Stored entries:

════════════════

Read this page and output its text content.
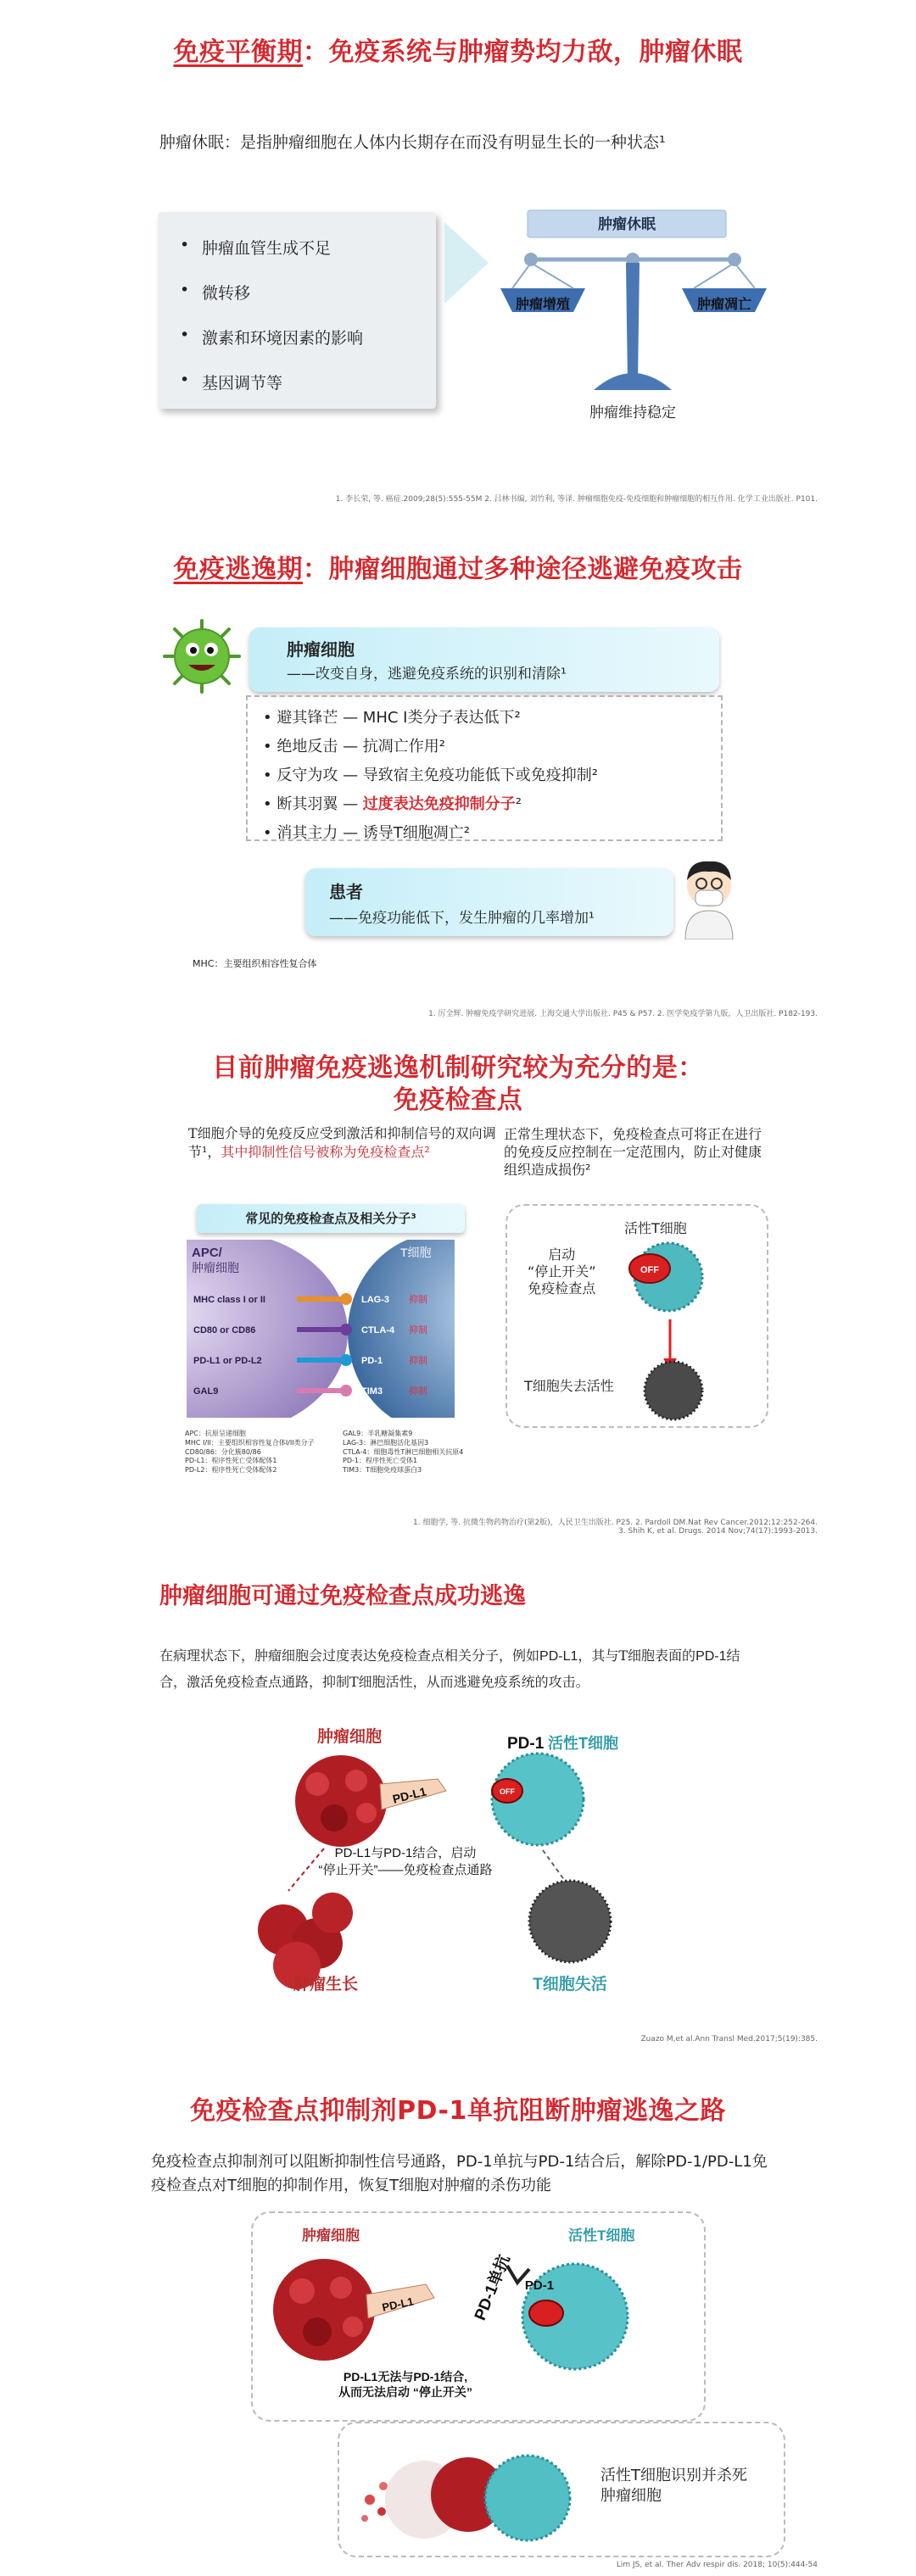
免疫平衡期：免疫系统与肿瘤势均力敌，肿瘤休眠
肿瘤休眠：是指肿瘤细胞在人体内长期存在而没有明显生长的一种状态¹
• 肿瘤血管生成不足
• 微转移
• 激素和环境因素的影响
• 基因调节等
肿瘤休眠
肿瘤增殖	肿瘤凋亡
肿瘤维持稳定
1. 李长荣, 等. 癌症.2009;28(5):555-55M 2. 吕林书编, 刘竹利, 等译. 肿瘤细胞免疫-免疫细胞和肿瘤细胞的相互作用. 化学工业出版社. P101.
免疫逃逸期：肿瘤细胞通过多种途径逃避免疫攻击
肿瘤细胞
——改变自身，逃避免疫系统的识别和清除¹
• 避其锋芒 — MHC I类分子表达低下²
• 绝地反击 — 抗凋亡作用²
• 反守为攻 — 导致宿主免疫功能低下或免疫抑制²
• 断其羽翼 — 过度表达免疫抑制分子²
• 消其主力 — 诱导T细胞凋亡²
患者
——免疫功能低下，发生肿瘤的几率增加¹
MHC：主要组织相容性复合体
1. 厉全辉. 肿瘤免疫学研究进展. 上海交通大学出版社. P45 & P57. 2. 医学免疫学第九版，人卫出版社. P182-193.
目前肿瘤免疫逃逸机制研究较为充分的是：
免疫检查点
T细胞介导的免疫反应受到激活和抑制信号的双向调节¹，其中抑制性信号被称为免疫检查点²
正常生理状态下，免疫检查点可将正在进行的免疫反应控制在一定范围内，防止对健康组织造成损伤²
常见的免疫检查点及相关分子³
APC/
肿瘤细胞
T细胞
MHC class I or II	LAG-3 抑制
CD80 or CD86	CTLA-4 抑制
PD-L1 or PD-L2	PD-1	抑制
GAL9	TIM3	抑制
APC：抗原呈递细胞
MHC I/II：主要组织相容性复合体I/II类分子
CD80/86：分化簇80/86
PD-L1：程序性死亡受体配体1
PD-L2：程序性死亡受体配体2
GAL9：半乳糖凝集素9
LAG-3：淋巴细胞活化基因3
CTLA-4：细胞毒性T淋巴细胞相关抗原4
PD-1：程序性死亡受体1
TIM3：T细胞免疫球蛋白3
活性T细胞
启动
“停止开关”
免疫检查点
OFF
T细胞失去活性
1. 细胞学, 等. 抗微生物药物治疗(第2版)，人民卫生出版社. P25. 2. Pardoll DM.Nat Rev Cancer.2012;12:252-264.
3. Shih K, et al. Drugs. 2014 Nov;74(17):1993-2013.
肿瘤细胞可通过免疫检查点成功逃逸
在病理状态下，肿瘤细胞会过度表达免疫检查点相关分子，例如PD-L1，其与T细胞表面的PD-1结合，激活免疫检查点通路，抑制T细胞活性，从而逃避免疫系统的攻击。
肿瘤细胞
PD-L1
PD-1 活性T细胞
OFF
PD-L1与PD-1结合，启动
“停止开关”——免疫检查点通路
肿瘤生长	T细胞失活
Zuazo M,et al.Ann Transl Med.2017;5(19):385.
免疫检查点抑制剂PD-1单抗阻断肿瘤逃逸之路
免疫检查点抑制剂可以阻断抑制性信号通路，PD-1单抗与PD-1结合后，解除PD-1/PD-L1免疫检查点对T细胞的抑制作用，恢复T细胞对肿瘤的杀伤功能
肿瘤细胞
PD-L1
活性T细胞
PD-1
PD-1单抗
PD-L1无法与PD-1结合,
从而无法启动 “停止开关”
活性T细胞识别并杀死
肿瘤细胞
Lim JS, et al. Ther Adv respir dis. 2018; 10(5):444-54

════════════════

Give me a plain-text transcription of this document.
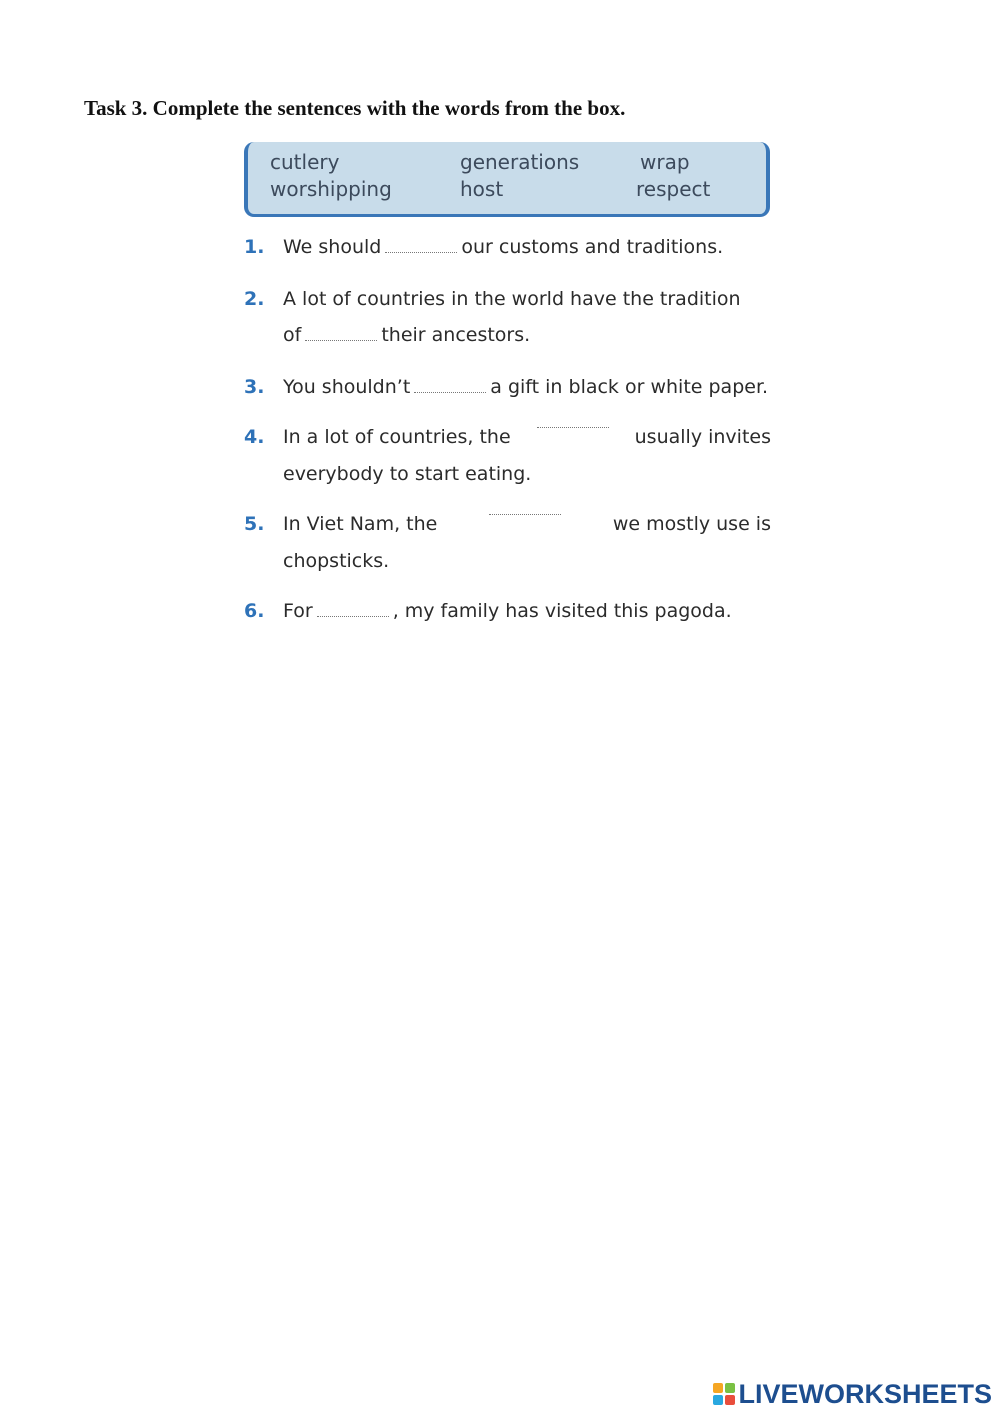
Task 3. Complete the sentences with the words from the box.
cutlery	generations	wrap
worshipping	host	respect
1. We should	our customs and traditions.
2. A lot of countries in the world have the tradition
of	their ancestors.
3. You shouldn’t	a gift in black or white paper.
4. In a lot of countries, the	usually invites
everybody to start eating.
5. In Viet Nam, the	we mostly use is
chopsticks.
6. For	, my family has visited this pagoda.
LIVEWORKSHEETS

════════════════

Return from the data every line that holds "countries".

> FINAL ANSWER:
2. A lot of countries in the world have the tradition
4. In a lot of countries, the	usually invites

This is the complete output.